**** Given information ****

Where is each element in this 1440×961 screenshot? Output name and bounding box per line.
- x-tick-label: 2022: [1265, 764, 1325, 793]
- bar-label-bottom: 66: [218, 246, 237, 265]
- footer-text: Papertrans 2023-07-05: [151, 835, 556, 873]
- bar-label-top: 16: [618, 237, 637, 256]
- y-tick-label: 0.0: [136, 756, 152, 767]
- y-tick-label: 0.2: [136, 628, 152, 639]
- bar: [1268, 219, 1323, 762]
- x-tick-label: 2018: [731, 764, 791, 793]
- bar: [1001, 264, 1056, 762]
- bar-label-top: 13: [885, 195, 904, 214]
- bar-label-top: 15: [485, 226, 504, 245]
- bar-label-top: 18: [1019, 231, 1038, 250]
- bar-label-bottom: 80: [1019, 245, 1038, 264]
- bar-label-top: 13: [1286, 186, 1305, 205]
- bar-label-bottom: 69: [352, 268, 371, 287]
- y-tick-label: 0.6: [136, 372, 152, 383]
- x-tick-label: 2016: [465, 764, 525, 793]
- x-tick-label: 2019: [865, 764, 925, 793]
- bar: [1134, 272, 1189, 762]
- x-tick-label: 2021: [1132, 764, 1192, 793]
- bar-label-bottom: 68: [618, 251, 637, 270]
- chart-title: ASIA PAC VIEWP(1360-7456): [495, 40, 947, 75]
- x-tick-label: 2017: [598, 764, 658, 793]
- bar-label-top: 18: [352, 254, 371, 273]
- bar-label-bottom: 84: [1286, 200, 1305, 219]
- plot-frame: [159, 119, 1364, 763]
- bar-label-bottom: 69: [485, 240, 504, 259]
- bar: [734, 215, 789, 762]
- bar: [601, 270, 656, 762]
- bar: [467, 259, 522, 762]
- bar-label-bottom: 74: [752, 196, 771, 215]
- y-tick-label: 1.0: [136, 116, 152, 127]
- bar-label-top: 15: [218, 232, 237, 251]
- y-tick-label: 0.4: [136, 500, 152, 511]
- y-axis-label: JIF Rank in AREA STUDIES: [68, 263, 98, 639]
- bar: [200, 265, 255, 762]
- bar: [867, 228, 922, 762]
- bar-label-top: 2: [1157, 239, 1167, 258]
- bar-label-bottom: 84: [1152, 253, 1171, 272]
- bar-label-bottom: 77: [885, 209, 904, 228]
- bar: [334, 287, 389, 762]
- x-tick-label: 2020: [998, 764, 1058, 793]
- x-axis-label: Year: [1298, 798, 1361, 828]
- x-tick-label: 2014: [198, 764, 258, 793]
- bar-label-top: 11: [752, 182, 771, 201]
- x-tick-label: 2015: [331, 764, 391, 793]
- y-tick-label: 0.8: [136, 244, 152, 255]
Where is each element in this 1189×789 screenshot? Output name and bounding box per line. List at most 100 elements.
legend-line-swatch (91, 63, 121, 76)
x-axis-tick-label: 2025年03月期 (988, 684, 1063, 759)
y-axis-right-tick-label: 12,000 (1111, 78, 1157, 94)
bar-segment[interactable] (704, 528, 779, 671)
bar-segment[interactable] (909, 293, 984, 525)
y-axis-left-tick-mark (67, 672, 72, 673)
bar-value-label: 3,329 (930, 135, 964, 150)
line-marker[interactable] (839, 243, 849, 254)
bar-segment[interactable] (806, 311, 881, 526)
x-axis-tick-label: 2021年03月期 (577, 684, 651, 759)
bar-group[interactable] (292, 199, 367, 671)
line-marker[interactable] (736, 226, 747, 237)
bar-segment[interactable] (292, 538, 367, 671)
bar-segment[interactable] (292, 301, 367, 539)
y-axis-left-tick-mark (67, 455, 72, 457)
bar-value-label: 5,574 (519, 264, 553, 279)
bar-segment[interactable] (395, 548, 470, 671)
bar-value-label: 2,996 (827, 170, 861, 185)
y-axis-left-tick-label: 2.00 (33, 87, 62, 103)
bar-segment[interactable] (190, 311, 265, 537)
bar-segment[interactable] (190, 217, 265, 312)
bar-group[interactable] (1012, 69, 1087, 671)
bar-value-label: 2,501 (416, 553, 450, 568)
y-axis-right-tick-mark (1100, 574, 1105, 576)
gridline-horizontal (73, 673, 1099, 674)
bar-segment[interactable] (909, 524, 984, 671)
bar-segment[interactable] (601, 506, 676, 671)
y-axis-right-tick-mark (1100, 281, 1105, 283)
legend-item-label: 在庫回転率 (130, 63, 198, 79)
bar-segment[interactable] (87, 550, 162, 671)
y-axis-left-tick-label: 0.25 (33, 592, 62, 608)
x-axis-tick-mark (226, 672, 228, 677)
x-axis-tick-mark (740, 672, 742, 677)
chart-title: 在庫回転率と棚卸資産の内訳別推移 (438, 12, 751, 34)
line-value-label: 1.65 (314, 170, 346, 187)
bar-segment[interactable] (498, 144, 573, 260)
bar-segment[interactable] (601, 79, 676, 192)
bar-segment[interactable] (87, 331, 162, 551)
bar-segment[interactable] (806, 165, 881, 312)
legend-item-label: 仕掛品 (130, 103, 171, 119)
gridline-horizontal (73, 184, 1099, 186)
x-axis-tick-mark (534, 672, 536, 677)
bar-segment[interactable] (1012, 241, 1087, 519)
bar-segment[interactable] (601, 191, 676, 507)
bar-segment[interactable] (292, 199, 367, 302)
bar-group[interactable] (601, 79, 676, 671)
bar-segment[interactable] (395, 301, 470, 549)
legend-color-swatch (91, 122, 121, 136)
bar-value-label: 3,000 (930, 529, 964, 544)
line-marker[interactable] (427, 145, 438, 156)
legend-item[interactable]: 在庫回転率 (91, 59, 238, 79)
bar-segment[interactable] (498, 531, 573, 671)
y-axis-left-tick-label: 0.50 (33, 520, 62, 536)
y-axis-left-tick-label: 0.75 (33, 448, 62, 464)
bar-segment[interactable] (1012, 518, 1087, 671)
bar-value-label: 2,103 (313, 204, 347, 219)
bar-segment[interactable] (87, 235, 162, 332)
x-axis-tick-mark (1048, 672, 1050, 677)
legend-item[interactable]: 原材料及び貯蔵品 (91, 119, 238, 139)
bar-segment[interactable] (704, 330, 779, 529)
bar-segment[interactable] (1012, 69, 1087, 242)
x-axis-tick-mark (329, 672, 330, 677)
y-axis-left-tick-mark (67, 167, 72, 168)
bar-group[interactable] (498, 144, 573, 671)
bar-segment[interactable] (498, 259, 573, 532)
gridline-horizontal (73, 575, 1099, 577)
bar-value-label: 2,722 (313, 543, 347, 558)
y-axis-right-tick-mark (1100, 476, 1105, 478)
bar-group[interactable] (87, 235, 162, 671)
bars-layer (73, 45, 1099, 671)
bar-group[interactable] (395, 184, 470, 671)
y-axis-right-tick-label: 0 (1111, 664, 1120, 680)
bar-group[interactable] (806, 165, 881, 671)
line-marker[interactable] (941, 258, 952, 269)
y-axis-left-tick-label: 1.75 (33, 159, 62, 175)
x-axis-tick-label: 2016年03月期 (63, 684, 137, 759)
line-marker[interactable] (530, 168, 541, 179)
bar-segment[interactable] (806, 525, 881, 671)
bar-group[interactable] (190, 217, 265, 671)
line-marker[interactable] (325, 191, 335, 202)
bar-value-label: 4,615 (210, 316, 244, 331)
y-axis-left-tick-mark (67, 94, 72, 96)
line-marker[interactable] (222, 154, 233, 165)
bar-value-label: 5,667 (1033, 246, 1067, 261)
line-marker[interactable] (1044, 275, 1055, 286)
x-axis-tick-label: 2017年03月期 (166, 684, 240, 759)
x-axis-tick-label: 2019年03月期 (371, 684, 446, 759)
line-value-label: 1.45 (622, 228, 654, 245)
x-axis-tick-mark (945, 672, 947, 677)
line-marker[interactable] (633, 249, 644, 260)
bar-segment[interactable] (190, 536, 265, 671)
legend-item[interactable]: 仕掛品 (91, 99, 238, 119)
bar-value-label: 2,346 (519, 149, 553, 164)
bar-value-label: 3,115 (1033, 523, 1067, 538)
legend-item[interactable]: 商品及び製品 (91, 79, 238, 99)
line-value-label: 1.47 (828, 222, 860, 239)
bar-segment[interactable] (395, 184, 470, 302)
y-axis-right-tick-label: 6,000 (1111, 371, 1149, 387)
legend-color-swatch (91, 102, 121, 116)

****

» Do this: Change "screenshot" to "image" in the rows above, starting at the first row and ending at the row containing "- footer-text: Papertrans", and leave everything else unchanged.

» Completed task:
Where is each element in this 1440×961 image? Output name and bounding box per line.
- x-tick-label: 2022: [1265, 764, 1325, 793]
- bar-label-bottom: 66: [218, 246, 237, 265]
- footer-text: Papertrans 2023-07-05: [151, 835, 556, 873]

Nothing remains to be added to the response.